# start of Source material

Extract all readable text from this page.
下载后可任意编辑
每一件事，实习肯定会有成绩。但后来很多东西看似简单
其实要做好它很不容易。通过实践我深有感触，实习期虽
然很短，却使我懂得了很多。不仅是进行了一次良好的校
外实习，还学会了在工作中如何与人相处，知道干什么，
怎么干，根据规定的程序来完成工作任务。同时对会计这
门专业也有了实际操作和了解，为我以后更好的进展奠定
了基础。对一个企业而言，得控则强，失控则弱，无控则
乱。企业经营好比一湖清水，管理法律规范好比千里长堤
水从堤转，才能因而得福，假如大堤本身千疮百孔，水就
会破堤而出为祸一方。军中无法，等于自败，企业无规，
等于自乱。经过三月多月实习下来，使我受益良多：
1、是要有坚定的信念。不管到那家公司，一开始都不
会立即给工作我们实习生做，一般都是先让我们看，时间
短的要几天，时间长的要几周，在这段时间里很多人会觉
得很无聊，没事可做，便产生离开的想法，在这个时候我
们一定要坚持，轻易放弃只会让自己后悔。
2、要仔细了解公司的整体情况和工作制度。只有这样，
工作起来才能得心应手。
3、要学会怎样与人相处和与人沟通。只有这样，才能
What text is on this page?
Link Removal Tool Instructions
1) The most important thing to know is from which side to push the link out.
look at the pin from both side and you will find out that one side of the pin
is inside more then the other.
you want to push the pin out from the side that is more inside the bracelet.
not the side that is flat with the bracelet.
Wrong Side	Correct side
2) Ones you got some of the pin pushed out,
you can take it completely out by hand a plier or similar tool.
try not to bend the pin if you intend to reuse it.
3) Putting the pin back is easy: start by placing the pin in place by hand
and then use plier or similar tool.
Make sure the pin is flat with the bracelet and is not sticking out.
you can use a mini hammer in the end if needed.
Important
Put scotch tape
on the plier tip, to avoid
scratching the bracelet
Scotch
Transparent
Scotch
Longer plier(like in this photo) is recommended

# end of Source material

[Task goal]: From the records above, extract each line exactly as shown.

[Task result]:
Extract all readable text from this page.
下载后可任意编辑
每一件事，实习肯定会有成绩。但后来很多东西看似简单
其实要做好它很不容易。通过实践我深有感触，实习期虽
然很短，却使我懂得了很多。不仅是进行了一次良好的校
外实习，还学会了在工作中如何与人相处，知道干什么，
怎么干，根据规定的程序来完成工作任务。同时对会计这
门专业也有了实际操作和了解，为我以后更好的进展奠定
了基础。对一个企业而言，得控则强，失控则弱，无控则
乱。企业经营好比一湖清水，管理法律规范好比千里长堤
水从堤转，才能因而得福，假如大堤本身千疮百孔，水就
会破堤而出为祸一方。军中无法，等于自败，企业无规，
等于自乱。经过三月多月实习下来，使我受益良多：
1、是要有坚定的信念。不管到那家公司，一开始都不
会立即给工作我们实习生做，一般都是先让我们看，时间
短的要几天，时间长的要几周，在这段时间里很多人会觉
得很无聊，没事可做，便产生离开的想法，在这个时候我
们一定要坚持，轻易放弃只会让自己后悔。
2、要仔细了解公司的整体情况和工作制度。只有这样，
工作起来才能得心应手。
3、要学会怎样与人相处和与人沟通。只有这样，才能
What text is on this page?
Link Removal Tool Instructions
1) The most important thing to know is from which side to push the link out.
look at the pin from both side and you will find out that one side of the pin
is inside more then the other.
you want to push the pin out from the side that is more inside the bracelet.
not the side that is flat with the bracelet.
Wrong Side	Correct side
2) Ones you got some of the pin pushed out,
you can take it completely out by hand a plier or similar tool.
try not to bend the pin if you intend to reuse it.
3) Putting the pin back is easy: start by placing the pin in place by hand
and then use plier or similar tool.
Make sure the pin is flat with the bracelet and is not sticking out.
you can use a mini hammer in the end if needed.
Important
Put scotch tape
on the plier tip, to avoid
scratching the bracelet
Scotch
Transparent
Scotch
Longer plier(like in this photo) is recommended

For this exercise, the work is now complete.